WHAT IS REQUIRED: Restate the data word for word and leave the images out.

* start *

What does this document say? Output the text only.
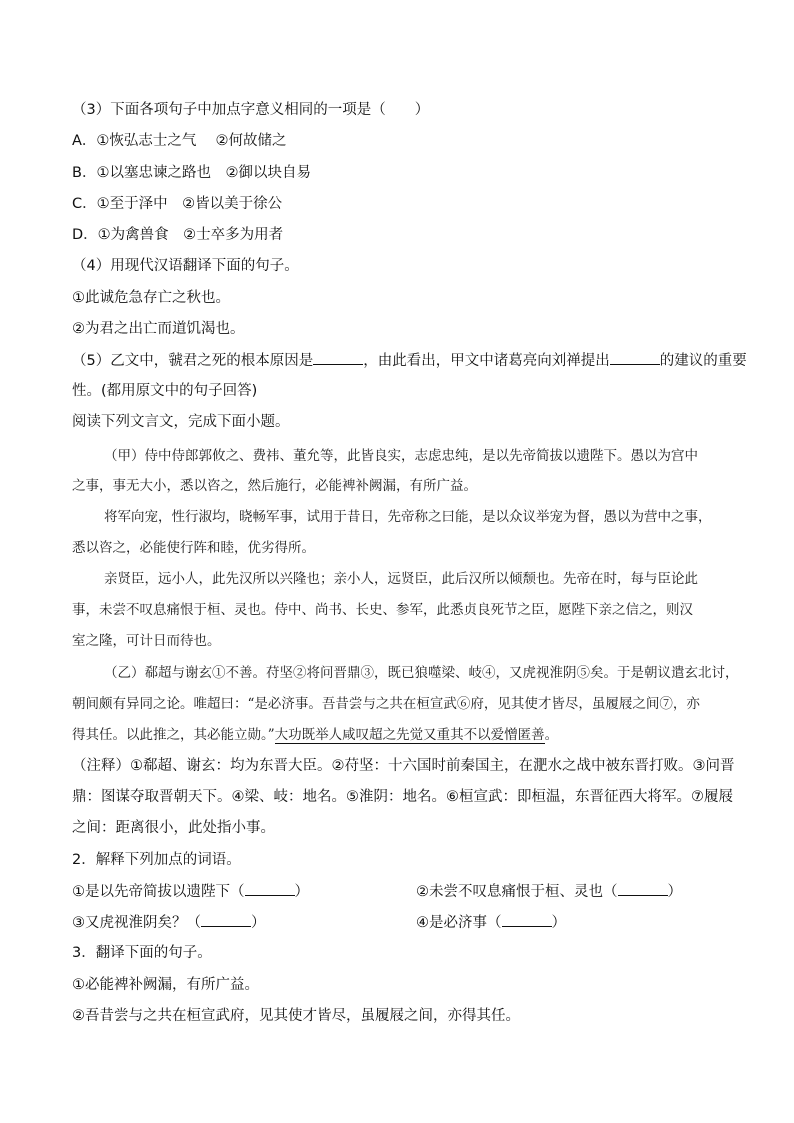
（3）下面各项句子中加点字意义相同的一项是（　　）
A．①恢弘志士之气　 ②何故储之
B．①以塞忠谏之路也　②御以块自易
C．①至于泽中　②皆以美于徐公
D．①为禽兽食　②士卒多为用者
（4）用现代汉语翻译下面的句子。
①此诚危急存亡之秋也。
②为君之出亡而道饥渴也。
（5）乙文中，虢君之死的根本原因是	，由此看出，甲文中诸葛亮向刘禅提出	的建议的重要
性。(都用原文中的句子回答)
阅读下列文言文，完成下面小题。
（甲）侍中侍郎郭攸之、费祎、董允等，此皆良实，志虑忠纯，是以先帝简拔以遗陛下。愚以为宫中
之事，事无大小，悉以咨之，然后施行，必能裨补阙漏，有所广益。
将军向宠，性行淑均，晓畅军事，试用于昔日，先帝称之曰能，是以众议举宠为督，愚以为营中之事，
悉以咨之，必能使行阵和睦，优劣得所。
亲贤臣，远小人，此先汉所以兴隆也；亲小人，远贤臣，此后汉所以倾颓也。先帝在时，每与臣论此
事，未尝不叹息痛恨于桓、灵也。侍中、尚书、长史、参军，此悉贞良死节之臣，愿陛下亲之信之，则汉
室之隆，可计日而待也。
（乙）郗超与谢玄①不善。苻坚②将问晋鼎③，既已狼噬梁、岐④，又虎视淮阴⑤矣。于是朝议遣玄北讨，
朝间颇有异同之论。唯超曰：“是必济事。吾昔尝与之共在桓宣武⑥府，见其使才皆尽，虽履屐之间⑦，亦
得其任。以此推之，其必能立勋。”大功既举人咸叹超之先觉又重其不以爱憎匿善。
（注释）①郗超、谢玄：均为东晋大臣。②苻坚：十六国时前秦国主，在淝水之战中被东晋打败。③问晋
鼎：图谋夺取晋朝天下。④梁、岐：地名。⑤淮阴：地名。⑥桓宣武：即桓温，东晋征西大将军。⑦履屐
之间：距离很小，此处指小事。
2．解释下列加点的词语。
①是以先帝简拔以遗陛下（	）	②未尝不叹息痛恨于桓、灵也（	）
③又虎视淮阴矣？（	）	④是必济事（	）
3．翻译下面的句子。
①必能裨补阙漏，有所广益。
②吾昔尝与之共在桓宣武府，见其使才皆尽，虽履屐之间，亦得其任。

* end *

SOLUTION TO THIS EXERCISE:
What does this document say? Output the text only.
（3）下面各项句子中加点字意义相同的一项是（　　）
A．①恢弘志士之气　 ②何故储之
B．①以塞忠谏之路也　②御以块自易
C．①至于泽中　②皆以美于徐公
D．①为禽兽食　②士卒多为用者
（4）用现代汉语翻译下面的句子。
①此诚危急存亡之秋也。
②为君之出亡而道饥渴也。
（5）乙文中，虢君之死的根本原因是	，由此看出，甲文中诸葛亮向刘禅提出	的建议的重要
性。(都用原文中的句子回答)
阅读下列文言文，完成下面小题。
（甲）侍中侍郎郭攸之、费祎、董允等，此皆良实，志虑忠纯，是以先帝简拔以遗陛下。愚以为宫中
之事，事无大小，悉以咨之，然后施行，必能裨补阙漏，有所广益。
将军向宠，性行淑均，晓畅军事，试用于昔日，先帝称之曰能，是以众议举宠为督，愚以为营中之事，
悉以咨之，必能使行阵和睦，优劣得所。
亲贤臣，远小人，此先汉所以兴隆也；亲小人，远贤臣，此后汉所以倾颓也。先帝在时，每与臣论此
事，未尝不叹息痛恨于桓、灵也。侍中、尚书、长史、参军，此悉贞良死节之臣，愿陛下亲之信之，则汉
室之隆，可计日而待也。
（乙）郗超与谢玄①不善。苻坚②将问晋鼎③，既已狼噬梁、岐④，又虎视淮阴⑤矣。于是朝议遣玄北讨，
朝间颇有异同之论。唯超曰：“是必济事。吾昔尝与之共在桓宣武⑥府，见其使才皆尽，虽履屐之间⑦，亦
得其任。以此推之，其必能立勋。”大功既举人咸叹超之先觉又重其不以爱憎匿善。
（注释）①郗超、谢玄：均为东晋大臣。②苻坚：十六国时前秦国主，在淝水之战中被东晋打败。③问晋
鼎：图谋夺取晋朝天下。④梁、岐：地名。⑤淮阴：地名。⑥桓宣武：即桓温，东晋征西大将军。⑦履屐
之间：距离很小，此处指小事。
2．解释下列加点的词语。
①是以先帝简拔以遗陛下（	）	②未尝不叹息痛恨于桓、灵也（	）
③又虎视淮阴矣？（	）	④是必济事（	）
3．翻译下面的句子。
①必能裨补阙漏，有所广益。
②吾昔尝与之共在桓宣武府，见其使才皆尽，虽履屐之间，亦得其任。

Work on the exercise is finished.